[Figure record extracts]

>>>>>

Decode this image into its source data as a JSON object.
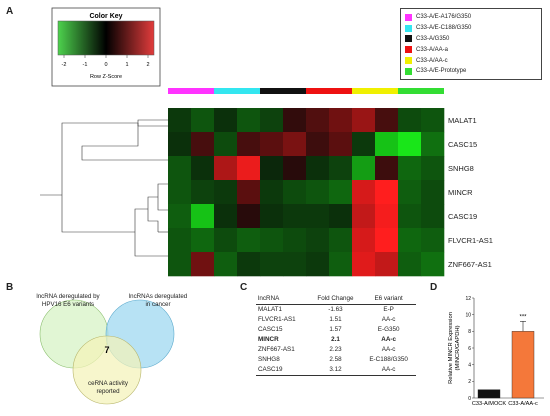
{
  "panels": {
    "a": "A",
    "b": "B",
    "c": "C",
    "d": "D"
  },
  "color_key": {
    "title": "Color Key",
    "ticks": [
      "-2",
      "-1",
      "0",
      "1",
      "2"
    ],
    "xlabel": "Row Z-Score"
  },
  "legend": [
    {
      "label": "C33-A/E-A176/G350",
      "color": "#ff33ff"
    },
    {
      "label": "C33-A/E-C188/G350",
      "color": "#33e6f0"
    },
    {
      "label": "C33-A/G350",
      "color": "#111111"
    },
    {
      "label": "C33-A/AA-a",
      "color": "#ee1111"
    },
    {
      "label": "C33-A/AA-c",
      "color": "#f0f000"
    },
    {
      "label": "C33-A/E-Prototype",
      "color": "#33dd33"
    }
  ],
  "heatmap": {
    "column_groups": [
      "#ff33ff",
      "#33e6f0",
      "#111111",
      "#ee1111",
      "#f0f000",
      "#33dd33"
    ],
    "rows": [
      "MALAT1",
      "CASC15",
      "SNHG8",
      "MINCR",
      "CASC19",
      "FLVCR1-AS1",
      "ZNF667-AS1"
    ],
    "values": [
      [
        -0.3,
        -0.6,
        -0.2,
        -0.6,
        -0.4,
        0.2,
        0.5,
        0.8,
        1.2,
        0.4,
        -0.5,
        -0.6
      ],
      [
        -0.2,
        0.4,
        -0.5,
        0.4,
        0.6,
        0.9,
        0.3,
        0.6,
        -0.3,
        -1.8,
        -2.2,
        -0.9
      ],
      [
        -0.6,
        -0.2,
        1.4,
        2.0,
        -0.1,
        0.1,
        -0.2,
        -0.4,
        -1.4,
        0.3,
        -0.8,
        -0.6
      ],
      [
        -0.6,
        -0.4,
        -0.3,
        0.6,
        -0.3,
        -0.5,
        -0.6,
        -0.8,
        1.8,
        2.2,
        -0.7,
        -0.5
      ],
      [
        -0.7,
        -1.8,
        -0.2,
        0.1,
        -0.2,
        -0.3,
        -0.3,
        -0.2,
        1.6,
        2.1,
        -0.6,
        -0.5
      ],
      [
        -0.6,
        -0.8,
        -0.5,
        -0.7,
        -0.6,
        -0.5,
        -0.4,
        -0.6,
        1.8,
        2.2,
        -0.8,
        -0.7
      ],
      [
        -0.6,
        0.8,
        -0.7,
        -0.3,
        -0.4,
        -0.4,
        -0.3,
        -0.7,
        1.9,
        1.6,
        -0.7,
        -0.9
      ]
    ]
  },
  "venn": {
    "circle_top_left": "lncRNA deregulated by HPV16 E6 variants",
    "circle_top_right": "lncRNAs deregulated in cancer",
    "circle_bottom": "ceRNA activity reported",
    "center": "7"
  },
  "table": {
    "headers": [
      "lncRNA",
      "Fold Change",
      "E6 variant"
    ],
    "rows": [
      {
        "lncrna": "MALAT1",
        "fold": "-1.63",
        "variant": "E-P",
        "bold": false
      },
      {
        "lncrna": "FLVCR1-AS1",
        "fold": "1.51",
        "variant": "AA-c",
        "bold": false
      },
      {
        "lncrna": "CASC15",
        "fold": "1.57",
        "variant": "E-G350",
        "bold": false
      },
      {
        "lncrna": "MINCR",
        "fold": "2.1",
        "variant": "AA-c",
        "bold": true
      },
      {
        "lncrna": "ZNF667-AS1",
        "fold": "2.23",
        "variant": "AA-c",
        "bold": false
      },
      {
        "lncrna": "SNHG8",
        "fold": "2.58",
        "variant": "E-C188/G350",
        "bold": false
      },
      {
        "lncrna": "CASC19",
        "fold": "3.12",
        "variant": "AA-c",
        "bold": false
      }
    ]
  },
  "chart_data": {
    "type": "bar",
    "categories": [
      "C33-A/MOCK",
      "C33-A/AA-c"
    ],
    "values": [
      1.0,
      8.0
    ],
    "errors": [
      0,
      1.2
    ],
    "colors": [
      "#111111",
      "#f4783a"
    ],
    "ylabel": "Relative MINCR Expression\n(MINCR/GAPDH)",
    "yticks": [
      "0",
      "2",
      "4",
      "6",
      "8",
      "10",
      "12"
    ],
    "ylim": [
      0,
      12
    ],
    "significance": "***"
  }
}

<<<<<

Short task :: Pick out the lines that contain "MINCR" and copy them.

Finished answer ::
      "MINCR",
        "lncrna": "MINCR",
    "ylabel": "Relative MINCR Expression\n(MINCR/GAPDH)",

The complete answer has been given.